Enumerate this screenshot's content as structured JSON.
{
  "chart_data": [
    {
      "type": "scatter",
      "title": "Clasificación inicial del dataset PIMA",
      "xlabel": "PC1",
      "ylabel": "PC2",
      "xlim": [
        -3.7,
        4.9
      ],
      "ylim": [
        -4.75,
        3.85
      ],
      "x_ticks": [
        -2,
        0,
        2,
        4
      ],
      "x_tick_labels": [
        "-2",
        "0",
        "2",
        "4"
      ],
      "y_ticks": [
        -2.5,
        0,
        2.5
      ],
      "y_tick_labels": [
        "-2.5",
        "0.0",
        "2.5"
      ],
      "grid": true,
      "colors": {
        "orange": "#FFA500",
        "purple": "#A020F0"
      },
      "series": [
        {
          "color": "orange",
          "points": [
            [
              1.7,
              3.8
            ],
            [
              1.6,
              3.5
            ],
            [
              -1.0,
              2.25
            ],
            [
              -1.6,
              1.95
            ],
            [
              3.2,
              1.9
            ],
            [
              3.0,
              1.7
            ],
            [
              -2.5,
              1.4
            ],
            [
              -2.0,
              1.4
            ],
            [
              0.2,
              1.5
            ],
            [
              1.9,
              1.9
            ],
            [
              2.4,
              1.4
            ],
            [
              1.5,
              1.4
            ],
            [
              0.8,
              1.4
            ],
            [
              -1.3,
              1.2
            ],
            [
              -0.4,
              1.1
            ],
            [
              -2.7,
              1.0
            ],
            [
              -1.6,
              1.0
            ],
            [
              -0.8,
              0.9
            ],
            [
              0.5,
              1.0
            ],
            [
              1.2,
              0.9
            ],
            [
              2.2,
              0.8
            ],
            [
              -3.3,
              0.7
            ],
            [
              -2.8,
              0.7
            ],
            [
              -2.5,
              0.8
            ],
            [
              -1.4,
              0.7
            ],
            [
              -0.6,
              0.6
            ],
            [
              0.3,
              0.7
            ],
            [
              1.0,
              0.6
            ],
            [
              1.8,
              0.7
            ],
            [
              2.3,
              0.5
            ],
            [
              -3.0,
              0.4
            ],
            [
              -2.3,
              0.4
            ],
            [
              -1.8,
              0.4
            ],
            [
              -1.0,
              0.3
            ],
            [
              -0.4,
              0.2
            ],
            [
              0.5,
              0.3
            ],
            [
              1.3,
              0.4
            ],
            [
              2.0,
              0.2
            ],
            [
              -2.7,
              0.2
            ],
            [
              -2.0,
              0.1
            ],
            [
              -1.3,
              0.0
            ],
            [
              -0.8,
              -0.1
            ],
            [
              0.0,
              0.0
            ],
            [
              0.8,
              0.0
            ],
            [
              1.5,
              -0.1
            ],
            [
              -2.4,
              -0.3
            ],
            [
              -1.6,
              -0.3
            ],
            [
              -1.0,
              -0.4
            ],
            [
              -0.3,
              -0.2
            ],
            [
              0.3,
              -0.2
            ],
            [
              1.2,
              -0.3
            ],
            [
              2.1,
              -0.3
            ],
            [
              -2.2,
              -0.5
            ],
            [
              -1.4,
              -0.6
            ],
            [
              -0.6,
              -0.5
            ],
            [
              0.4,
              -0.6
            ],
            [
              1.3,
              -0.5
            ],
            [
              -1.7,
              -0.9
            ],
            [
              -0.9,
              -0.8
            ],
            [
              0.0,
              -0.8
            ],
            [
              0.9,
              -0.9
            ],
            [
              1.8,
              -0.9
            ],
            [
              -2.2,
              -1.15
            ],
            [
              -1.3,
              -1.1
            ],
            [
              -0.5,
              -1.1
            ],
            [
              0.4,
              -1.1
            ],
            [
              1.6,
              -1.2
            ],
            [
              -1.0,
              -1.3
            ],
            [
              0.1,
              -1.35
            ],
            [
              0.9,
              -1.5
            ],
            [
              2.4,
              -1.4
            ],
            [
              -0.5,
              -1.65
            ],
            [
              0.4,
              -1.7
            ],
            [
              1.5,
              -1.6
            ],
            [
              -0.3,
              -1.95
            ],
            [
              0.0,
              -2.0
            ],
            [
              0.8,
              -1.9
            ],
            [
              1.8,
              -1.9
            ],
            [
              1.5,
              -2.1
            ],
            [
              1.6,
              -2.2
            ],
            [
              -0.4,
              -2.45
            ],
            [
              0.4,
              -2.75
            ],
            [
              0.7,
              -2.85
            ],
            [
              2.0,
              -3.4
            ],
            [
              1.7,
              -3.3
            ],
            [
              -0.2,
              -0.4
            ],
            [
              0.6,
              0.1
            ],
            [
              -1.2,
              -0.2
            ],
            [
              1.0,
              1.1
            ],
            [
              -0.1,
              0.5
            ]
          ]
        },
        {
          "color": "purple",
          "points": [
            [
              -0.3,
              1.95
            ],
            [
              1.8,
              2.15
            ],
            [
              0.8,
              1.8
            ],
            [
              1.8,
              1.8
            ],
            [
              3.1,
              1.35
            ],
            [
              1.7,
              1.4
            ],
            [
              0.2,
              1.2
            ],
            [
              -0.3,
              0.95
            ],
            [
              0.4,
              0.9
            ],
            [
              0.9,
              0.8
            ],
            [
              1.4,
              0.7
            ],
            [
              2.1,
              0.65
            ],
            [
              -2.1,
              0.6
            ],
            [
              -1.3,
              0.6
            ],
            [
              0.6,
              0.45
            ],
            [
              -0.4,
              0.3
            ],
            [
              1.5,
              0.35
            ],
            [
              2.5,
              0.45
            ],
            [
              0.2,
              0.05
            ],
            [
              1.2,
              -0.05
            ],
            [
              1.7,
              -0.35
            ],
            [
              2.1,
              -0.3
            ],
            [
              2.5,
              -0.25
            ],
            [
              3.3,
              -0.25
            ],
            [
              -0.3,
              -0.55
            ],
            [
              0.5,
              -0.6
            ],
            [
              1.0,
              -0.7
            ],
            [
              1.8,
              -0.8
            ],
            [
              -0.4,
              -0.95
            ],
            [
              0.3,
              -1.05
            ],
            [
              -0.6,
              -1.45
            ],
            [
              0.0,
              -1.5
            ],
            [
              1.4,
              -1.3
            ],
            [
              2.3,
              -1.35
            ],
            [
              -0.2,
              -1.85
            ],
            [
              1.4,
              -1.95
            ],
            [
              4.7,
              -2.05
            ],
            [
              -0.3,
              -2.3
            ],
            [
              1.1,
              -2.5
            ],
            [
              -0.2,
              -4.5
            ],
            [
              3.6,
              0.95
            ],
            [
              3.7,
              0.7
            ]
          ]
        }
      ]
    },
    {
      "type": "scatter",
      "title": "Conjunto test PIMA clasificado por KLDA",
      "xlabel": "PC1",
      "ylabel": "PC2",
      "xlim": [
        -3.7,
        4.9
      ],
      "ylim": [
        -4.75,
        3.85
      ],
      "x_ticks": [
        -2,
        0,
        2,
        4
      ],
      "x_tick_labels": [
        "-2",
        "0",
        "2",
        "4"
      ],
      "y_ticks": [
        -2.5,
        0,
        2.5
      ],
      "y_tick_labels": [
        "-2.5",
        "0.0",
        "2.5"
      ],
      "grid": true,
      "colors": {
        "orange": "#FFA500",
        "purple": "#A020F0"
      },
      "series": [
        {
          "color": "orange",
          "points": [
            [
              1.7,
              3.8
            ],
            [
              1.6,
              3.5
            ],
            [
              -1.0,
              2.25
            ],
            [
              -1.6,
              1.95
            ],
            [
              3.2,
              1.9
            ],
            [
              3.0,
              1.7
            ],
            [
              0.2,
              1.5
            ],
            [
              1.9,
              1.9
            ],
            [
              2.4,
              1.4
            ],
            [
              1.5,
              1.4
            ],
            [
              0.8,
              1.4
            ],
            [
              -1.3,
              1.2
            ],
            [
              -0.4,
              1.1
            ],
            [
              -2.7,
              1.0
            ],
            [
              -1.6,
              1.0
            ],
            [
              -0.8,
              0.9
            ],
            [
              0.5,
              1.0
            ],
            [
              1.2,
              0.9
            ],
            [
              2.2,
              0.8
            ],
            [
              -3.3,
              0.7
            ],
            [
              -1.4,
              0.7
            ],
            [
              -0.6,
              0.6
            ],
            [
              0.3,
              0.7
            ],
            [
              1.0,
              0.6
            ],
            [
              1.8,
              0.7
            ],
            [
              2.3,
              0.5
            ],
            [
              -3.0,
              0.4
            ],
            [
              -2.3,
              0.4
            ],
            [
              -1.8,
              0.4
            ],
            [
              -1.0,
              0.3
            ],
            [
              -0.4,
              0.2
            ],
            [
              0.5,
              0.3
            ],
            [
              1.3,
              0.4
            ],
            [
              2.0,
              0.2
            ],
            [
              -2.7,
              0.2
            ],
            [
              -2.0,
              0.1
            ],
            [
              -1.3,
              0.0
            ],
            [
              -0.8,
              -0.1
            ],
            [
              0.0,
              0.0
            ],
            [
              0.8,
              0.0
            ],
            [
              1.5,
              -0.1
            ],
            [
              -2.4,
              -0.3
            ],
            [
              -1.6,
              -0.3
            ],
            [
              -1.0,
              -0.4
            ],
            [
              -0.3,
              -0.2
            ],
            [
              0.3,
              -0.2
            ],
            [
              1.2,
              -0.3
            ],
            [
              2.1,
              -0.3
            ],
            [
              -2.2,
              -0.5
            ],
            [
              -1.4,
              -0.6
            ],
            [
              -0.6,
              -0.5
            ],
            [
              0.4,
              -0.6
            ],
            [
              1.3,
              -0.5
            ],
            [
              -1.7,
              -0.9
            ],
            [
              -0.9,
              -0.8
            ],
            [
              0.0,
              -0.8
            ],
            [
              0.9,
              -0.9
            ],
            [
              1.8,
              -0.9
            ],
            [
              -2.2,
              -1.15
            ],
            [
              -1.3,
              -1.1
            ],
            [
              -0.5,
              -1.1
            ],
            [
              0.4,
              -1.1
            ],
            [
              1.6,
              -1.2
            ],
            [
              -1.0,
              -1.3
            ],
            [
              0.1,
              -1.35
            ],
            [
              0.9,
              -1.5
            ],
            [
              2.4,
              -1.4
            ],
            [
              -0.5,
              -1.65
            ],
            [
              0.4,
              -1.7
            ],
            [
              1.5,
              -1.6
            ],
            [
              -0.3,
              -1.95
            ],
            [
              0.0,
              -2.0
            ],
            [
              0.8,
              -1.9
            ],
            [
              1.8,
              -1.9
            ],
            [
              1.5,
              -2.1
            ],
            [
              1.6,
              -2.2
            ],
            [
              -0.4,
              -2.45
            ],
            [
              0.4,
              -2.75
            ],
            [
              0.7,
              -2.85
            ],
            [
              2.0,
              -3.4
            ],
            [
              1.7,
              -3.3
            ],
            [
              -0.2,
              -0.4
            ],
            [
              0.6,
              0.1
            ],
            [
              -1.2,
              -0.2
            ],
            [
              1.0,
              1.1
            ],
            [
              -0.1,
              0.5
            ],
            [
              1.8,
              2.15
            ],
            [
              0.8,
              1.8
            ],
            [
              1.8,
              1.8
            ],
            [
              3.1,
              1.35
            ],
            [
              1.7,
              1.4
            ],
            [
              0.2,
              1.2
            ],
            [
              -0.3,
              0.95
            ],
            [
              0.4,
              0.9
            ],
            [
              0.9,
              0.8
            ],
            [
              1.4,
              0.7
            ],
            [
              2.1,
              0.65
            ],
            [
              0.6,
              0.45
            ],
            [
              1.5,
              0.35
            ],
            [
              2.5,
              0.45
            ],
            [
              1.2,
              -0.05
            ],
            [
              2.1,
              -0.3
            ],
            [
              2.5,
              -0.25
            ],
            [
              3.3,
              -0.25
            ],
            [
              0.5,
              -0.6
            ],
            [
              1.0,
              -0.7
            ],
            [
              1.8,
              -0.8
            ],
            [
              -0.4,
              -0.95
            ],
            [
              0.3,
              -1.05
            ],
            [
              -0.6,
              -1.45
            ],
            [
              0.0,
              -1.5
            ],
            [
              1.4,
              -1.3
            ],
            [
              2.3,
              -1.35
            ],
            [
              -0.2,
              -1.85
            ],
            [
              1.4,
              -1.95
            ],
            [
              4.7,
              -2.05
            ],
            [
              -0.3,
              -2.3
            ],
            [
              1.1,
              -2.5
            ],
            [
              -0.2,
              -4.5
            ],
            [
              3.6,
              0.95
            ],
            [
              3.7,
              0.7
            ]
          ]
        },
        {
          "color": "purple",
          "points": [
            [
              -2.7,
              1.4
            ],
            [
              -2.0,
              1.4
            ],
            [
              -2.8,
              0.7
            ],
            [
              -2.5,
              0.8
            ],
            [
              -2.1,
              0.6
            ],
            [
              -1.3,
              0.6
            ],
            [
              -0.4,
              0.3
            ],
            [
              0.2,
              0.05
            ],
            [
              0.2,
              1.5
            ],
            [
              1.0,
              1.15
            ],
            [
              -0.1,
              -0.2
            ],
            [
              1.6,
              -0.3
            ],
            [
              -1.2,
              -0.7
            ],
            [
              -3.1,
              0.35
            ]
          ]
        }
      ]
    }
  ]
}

# # # #

Copy every line that contains the string "PIMA".

Exercise answer:
      "title": "Clasificación inicial del dataset PIMA",
      "title": "Conjunto test PIMA clasificado por KLDA",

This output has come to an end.